Tally the lines in the listing below that contain "heading" and report the tally alone.

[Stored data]
::::::

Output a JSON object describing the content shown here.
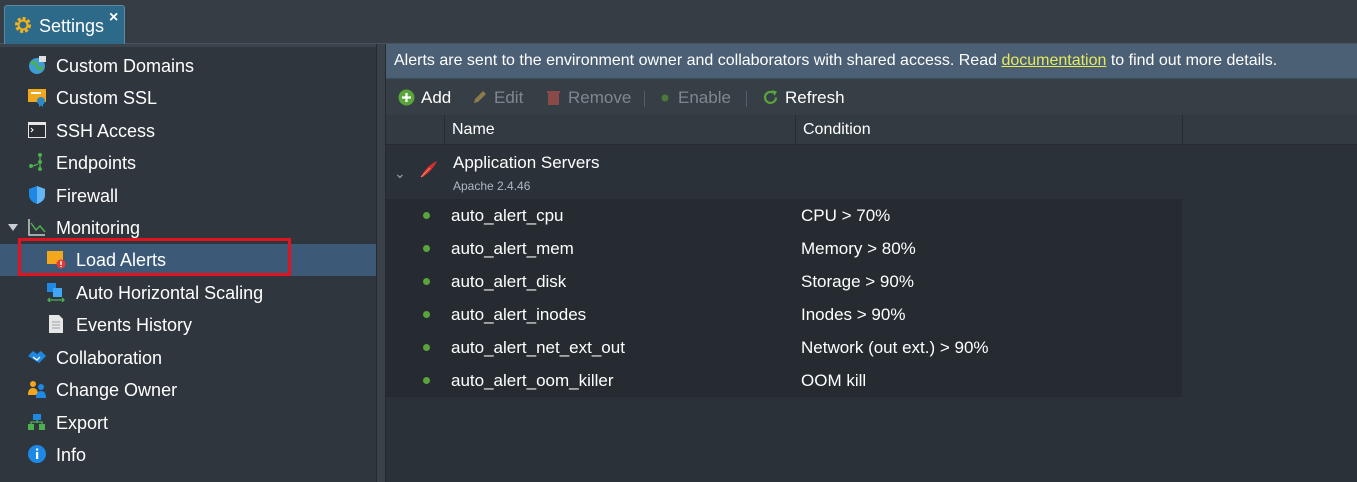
{
  "tab": {
    "label": "Settings",
    "close": "×"
  },
  "sidebar": {
    "items": [
      {
        "label": "Custom Domains"
      },
      {
        "label": "Custom SSL"
      },
      {
        "label": "SSH Access"
      },
      {
        "label": "Endpoints"
      },
      {
        "label": "Firewall"
      },
      {
        "label": "Monitoring"
      },
      {
        "label": "Load Alerts"
      },
      {
        "label": "Auto Horizontal Scaling"
      },
      {
        "label": "Events History"
      },
      {
        "label": "Collaboration"
      },
      {
        "label": "Change Owner"
      },
      {
        "label": "Export"
      },
      {
        "label": "Info"
      }
    ]
  },
  "info": {
    "text_before": "Alerts are sent to the environment owner and collaborators with shared access. Read ",
    "link": "documentation",
    "text_after": " to find out more details."
  },
  "toolbar": {
    "add": "Add",
    "edit": "Edit",
    "remove": "Remove",
    "enable": "Enable",
    "refresh": "Refresh"
  },
  "grid": {
    "columns": {
      "name": "Name",
      "condition": "Condition"
    },
    "group": {
      "title": "Application Servers",
      "subtitle": "Apache 2.4.46"
    },
    "rows": [
      {
        "name": "auto_alert_cpu",
        "condition": "CPU > 70%"
      },
      {
        "name": "auto_alert_mem",
        "condition": "Memory > 80%"
      },
      {
        "name": "auto_alert_disk",
        "condition": "Storage > 90%"
      },
      {
        "name": "auto_alert_inodes",
        "condition": "Inodes > 90%"
      },
      {
        "name": "auto_alert_net_ext_out",
        "condition": "Network (out ext.) > 90%"
      },
      {
        "name": "auto_alert_oom_killer",
        "condition": "OOM kill"
      }
    ]
  },
  "colors": {
    "selected_bg": "#3c5a78",
    "highlight": "#e0141e",
    "status_dot": "#5aa53a",
    "link": "#e6ea5a"
  }
}
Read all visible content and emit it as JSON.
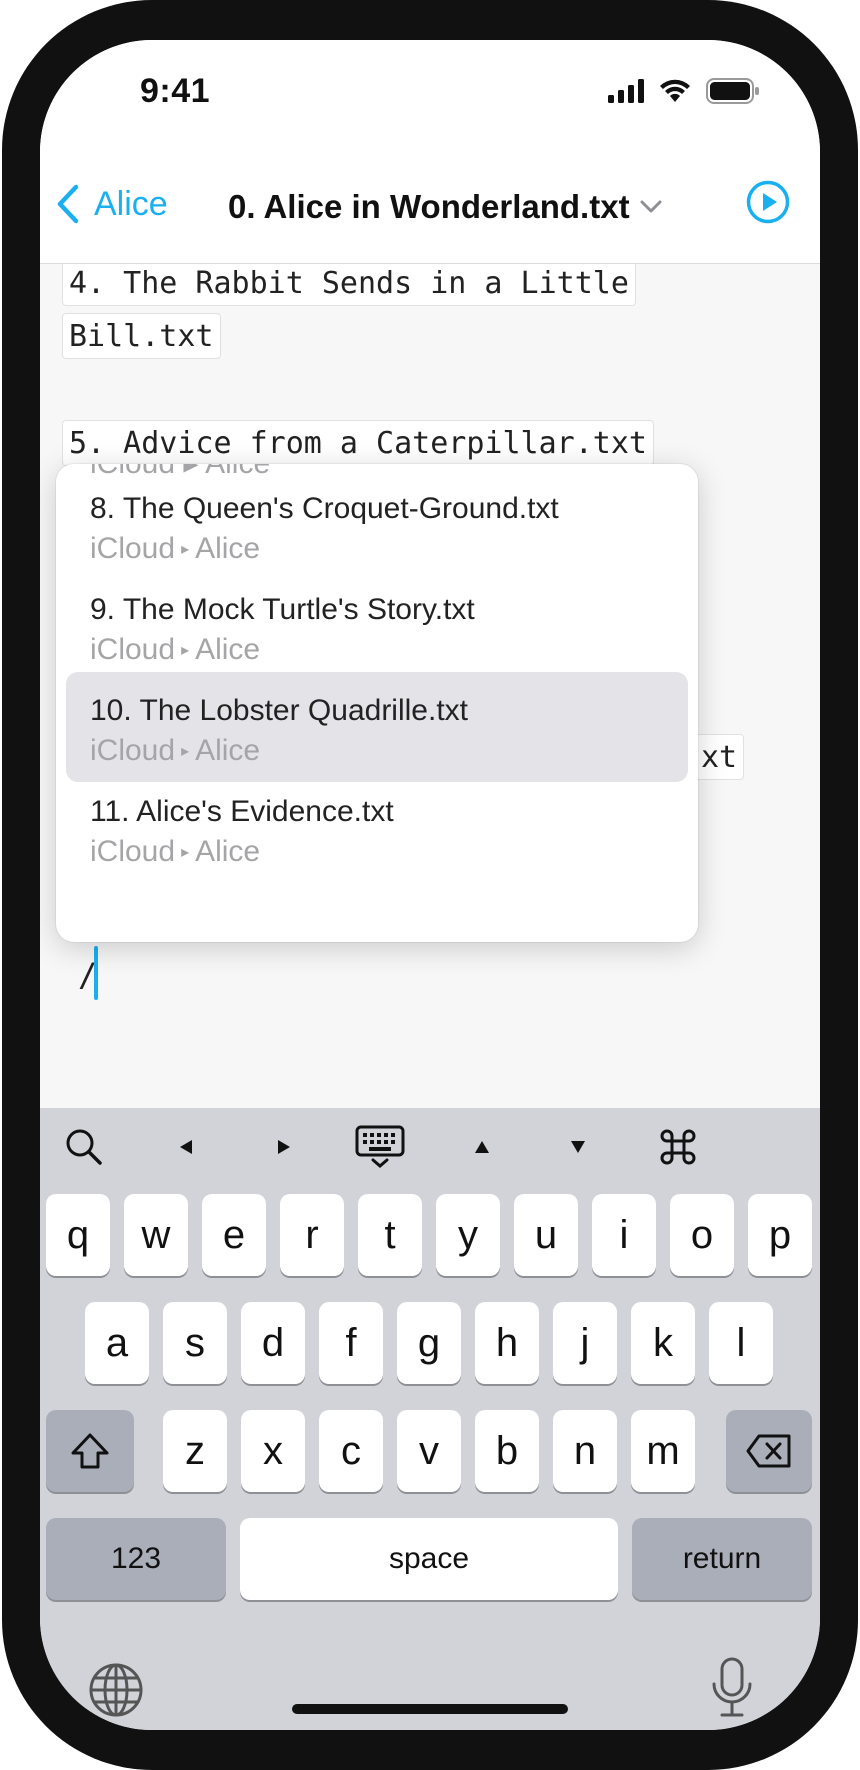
{
  "status": {
    "time": "9:41"
  },
  "nav": {
    "back_label": "Alice",
    "title": "0. Alice in Wonderland.txt"
  },
  "editor": {
    "lines": [
      "4. The Rabbit Sends in a Little",
      "Bill.txt",
      "5. Advice from a Caterpillar.txt",
      "xt"
    ],
    "cursor_text": "/"
  },
  "popup": {
    "peek_subtitle": "iCloud ▸ Alice",
    "items": [
      {
        "title": "8. The Queen's Croquet-Ground.txt",
        "location": "iCloud",
        "folder": "Alice",
        "selected": false
      },
      {
        "title": "9. The Mock Turtle's Story.txt",
        "location": "iCloud",
        "folder": "Alice",
        "selected": false
      },
      {
        "title": "10. The Lobster Quadrille.txt",
        "location": "iCloud",
        "folder": "Alice",
        "selected": true
      },
      {
        "title": "11. Alice's Evidence.txt",
        "location": "iCloud",
        "folder": "Alice",
        "selected": false
      }
    ]
  },
  "keyboard": {
    "row1": [
      "q",
      "w",
      "e",
      "r",
      "t",
      "y",
      "u",
      "i",
      "o",
      "p"
    ],
    "row2": [
      "a",
      "s",
      "d",
      "f",
      "g",
      "h",
      "j",
      "k",
      "l"
    ],
    "row3": [
      "z",
      "x",
      "c",
      "v",
      "b",
      "n",
      "m"
    ],
    "numbers_label": "123",
    "space_label": "space",
    "return_label": "return",
    "toolbar_icons": [
      "search-icon",
      "arrow-left-icon",
      "arrow-right-icon",
      "keyboard-dismiss-icon",
      "arrow-up-icon",
      "arrow-down-icon",
      "command-icon"
    ]
  },
  "colors": {
    "accent": "#1ab0f0",
    "selected_row": "#e4e4e8",
    "keyboard_bg": "#d1d3d9"
  }
}
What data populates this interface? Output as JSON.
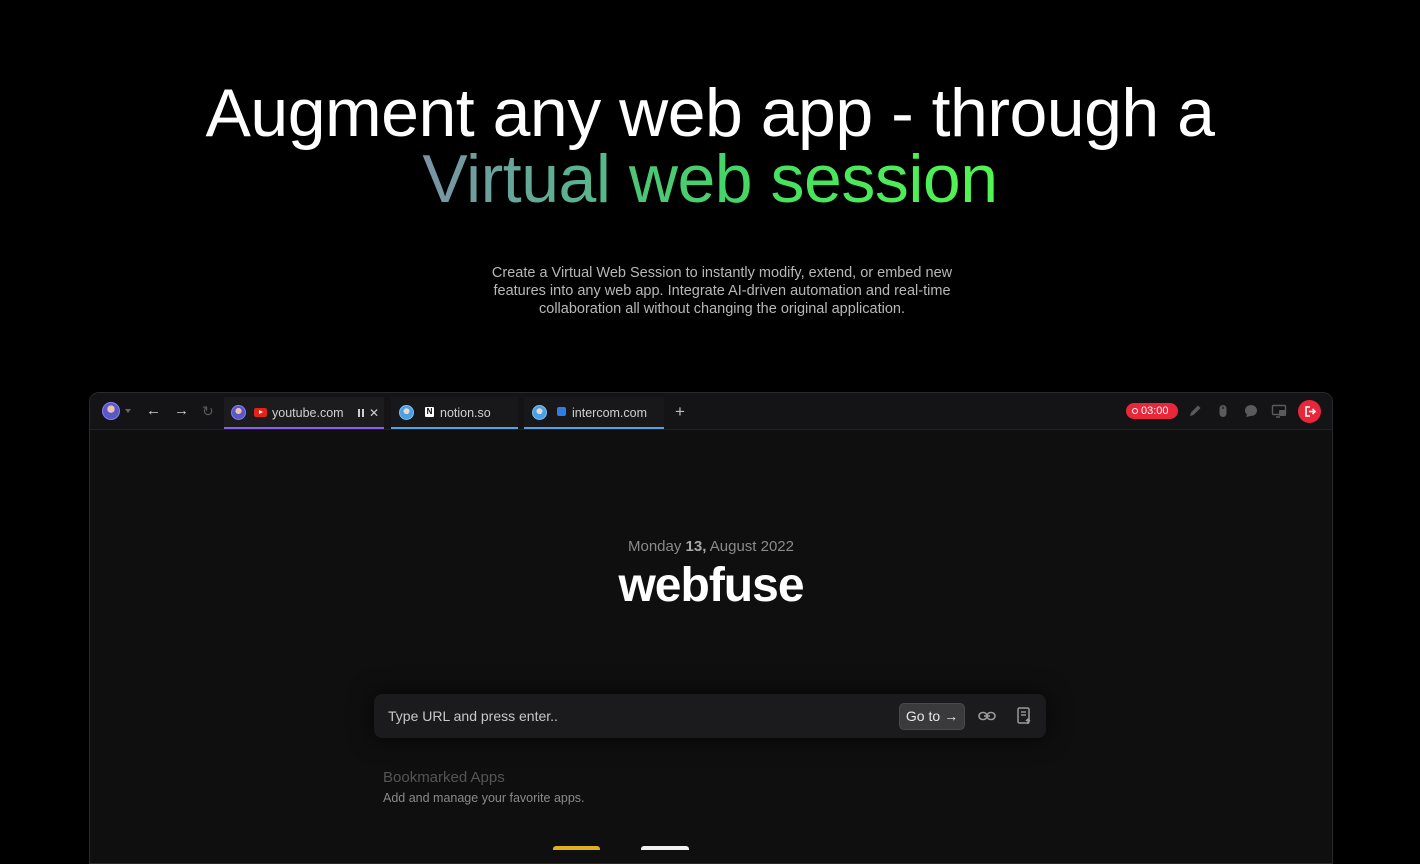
{
  "hero": {
    "title_line1": "Augment any web app - through a",
    "title_word1": "Virtual",
    "title_word2": "web",
    "title_word3": "session",
    "subtitle_line1": "Create a Virtual Web Session to instantly modify, extend, or embed new",
    "subtitle_line2": "features into any web app. Integrate AI-driven automation and real-time",
    "subtitle_line3": "collaboration all without changing the original application."
  },
  "browser": {
    "tabs": [
      {
        "label": "youtube.com",
        "icon": "youtube-icon",
        "active": true
      },
      {
        "label": "notion.so",
        "icon": "notion-icon"
      },
      {
        "label": "intercom.com",
        "icon": "intercom-icon"
      }
    ],
    "new_tab_label": "+",
    "recording": {
      "time": "03:00",
      "color": "#e8283a"
    },
    "tools": [
      "pencil-icon",
      "mouse-icon",
      "chat-icon",
      "screen-share-icon",
      "exit-icon"
    ]
  },
  "page": {
    "date_weekday": "Monday",
    "date_day": "13,",
    "date_month_year": "August 2022",
    "logo": "webfuse",
    "url_placeholder": "Type URL and press enter..",
    "goto_label": "Go to",
    "goto_arrow": "→",
    "bookmarks_title": "Bookmarked Apps",
    "bookmarks_subtitle": "Add and manage your favorite apps."
  },
  "colors": {
    "accent_purple": "#8a5cf0",
    "accent_blue": "#5aa0e0",
    "record_red": "#e8283a",
    "gradient_green": "#4cf05a"
  }
}
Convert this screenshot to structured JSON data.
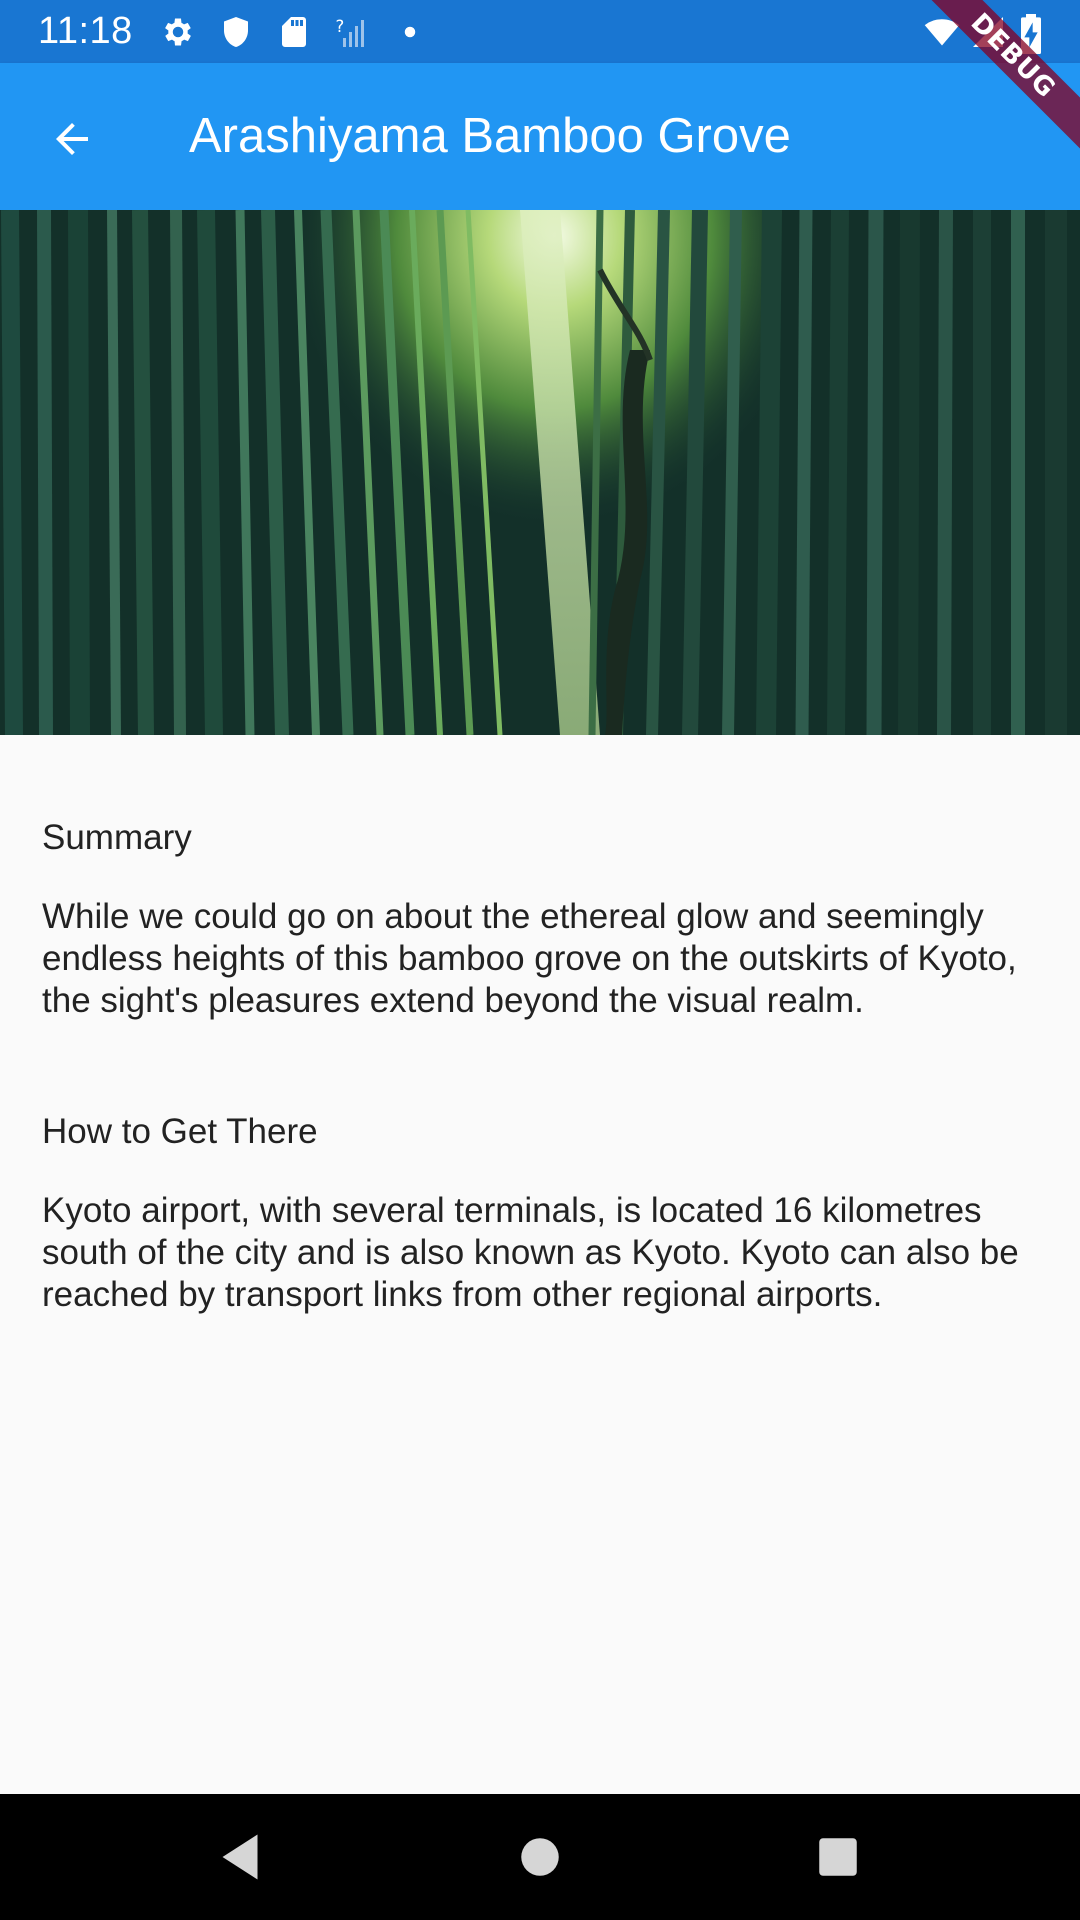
{
  "status_bar": {
    "time": "11:18",
    "left_icons": [
      "settings-icon",
      "shield-icon",
      "sd-card-icon",
      "no-signal-icon",
      "dot-icon"
    ],
    "right_icons": [
      "wifi-icon",
      "cell-signal-icon",
      "battery-charging-icon"
    ]
  },
  "app_bar": {
    "back_icon": "arrow-back-icon",
    "title": "Arashiyama Bamboo Grove",
    "color": "#2196f3"
  },
  "debug_banner": {
    "label": "DEBUG"
  },
  "hero_image": {
    "subject": "bamboo-grove-photo"
  },
  "sections": [
    {
      "heading": "Summary",
      "text": "While we could go on about the ethereal glow and seemingly endless heights of this bamboo grove on the outskirts of Kyoto, the sight's pleasures extend beyond the visual realm."
    },
    {
      "heading": "How to Get There",
      "text": "Kyoto airport, with several terminals, is located 16 kilometres south of the city and is also known as Kyoto. Kyoto can also be reached by transport links from other regional airports."
    }
  ],
  "nav_bar": {
    "buttons": [
      "back-triangle-icon",
      "home-circle-icon",
      "recents-square-icon"
    ]
  },
  "colors": {
    "status_bar": "#1976d2",
    "app_bar": "#2196f3",
    "background": "#fafafa"
  }
}
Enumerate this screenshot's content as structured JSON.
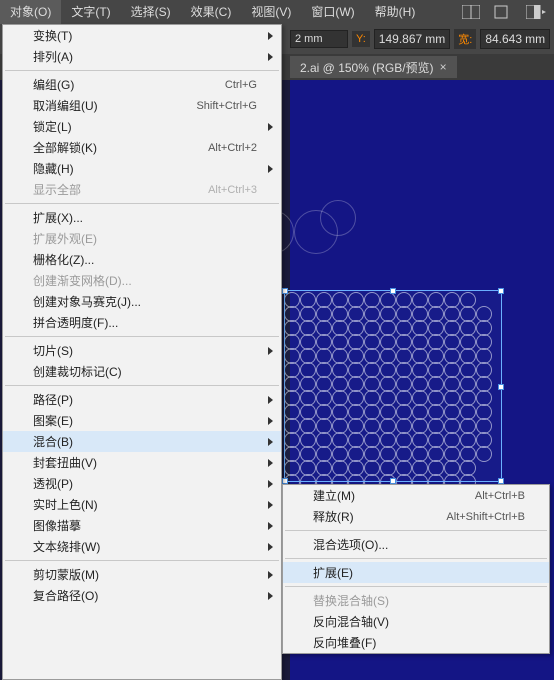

::::::

▶ _Finished answer_: 2